*Records shown*:
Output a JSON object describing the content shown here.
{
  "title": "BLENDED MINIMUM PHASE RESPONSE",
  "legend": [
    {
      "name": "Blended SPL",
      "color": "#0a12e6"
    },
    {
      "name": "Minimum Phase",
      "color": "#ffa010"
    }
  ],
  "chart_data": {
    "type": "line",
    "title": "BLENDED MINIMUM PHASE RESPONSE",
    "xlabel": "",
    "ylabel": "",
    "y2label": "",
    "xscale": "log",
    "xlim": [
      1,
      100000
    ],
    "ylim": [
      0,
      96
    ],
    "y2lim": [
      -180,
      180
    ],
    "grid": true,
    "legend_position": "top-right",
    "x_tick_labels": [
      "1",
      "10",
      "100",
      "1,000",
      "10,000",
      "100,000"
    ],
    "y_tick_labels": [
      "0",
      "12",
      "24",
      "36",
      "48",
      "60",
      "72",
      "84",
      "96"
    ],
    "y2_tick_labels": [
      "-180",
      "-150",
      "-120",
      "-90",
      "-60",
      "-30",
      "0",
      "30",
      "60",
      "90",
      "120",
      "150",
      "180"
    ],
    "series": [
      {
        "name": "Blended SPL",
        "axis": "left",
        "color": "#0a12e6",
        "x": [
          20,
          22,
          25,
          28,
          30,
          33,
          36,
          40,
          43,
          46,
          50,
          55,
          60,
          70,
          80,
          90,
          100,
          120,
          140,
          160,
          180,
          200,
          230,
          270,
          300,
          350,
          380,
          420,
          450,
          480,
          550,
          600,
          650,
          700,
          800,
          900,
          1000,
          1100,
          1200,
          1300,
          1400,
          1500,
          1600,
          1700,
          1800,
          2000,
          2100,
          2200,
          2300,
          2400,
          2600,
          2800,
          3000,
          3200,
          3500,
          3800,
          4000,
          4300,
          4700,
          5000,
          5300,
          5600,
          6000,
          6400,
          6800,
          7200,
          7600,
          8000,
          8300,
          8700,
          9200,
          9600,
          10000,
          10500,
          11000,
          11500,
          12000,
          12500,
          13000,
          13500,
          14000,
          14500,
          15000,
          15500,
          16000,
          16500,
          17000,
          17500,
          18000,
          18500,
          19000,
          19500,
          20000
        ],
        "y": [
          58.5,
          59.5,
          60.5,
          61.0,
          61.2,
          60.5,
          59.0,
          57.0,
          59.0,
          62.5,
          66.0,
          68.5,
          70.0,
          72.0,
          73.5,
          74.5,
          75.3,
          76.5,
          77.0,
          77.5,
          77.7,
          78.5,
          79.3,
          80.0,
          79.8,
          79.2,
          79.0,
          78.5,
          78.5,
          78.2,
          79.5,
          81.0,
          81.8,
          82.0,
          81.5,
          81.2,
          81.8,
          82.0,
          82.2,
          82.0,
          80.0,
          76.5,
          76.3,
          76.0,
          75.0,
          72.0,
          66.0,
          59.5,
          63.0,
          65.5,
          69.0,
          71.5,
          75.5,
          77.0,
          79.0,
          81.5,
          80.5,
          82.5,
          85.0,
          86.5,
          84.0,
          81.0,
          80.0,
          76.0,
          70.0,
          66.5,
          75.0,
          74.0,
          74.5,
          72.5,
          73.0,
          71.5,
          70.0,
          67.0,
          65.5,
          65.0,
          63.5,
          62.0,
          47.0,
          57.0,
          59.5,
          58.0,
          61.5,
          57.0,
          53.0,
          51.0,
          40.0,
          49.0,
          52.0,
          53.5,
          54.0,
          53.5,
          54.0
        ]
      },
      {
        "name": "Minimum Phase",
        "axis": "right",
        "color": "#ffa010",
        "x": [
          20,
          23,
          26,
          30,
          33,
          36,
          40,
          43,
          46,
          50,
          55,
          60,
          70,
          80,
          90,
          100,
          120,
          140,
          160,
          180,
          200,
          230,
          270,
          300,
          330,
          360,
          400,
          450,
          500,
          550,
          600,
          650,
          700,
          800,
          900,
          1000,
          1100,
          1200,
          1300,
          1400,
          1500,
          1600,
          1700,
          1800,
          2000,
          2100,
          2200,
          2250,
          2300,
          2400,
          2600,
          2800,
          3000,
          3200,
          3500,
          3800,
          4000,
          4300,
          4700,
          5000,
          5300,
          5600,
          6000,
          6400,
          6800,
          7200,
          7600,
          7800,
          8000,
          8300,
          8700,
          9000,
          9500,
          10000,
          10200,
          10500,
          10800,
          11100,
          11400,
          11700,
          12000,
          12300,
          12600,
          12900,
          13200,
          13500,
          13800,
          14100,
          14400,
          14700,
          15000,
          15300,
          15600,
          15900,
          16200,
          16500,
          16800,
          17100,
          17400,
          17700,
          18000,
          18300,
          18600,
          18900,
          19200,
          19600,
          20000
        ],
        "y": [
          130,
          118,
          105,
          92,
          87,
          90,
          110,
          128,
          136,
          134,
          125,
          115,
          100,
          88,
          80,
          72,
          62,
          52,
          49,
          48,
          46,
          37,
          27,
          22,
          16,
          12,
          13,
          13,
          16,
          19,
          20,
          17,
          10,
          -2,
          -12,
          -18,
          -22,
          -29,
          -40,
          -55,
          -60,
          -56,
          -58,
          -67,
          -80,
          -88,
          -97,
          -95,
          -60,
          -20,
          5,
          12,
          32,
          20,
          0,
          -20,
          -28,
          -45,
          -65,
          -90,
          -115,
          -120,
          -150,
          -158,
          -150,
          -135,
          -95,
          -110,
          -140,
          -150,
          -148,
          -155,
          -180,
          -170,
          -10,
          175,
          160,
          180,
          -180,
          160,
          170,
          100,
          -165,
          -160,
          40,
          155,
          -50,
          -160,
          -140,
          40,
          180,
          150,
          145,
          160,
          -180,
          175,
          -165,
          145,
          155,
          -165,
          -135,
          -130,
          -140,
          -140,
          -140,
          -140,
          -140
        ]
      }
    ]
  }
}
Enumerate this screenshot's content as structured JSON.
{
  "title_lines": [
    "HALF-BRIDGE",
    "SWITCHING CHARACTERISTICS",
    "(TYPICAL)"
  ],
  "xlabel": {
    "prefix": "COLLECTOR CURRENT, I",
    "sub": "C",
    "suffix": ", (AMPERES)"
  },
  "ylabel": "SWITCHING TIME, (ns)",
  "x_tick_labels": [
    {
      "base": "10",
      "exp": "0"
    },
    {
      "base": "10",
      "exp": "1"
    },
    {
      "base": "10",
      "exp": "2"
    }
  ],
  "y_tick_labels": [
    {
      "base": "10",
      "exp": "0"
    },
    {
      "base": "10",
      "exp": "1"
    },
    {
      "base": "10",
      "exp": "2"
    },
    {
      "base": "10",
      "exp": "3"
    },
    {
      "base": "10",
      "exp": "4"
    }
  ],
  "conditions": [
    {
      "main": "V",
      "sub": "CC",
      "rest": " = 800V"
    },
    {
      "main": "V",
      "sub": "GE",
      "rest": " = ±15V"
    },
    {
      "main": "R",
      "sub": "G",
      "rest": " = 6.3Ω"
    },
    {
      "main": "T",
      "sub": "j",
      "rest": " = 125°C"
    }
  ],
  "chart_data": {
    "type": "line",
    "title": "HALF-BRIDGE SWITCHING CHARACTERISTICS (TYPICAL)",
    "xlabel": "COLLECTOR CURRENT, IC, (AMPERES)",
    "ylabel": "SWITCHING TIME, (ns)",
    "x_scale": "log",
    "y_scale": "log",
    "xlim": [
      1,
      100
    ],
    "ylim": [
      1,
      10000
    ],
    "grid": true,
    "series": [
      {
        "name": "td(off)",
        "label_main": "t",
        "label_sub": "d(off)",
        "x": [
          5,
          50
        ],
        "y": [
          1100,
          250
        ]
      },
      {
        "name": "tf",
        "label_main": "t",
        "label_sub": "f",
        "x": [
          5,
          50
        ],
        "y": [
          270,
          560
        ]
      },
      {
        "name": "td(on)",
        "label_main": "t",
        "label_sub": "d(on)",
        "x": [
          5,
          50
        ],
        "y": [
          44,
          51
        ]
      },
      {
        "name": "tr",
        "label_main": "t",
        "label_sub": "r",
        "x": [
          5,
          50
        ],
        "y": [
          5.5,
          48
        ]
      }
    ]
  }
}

*Instruction*: Go through the data and gather every line that holds "right".

*Written solution*:
    "legend_position": "top-right",
        "axis": "right",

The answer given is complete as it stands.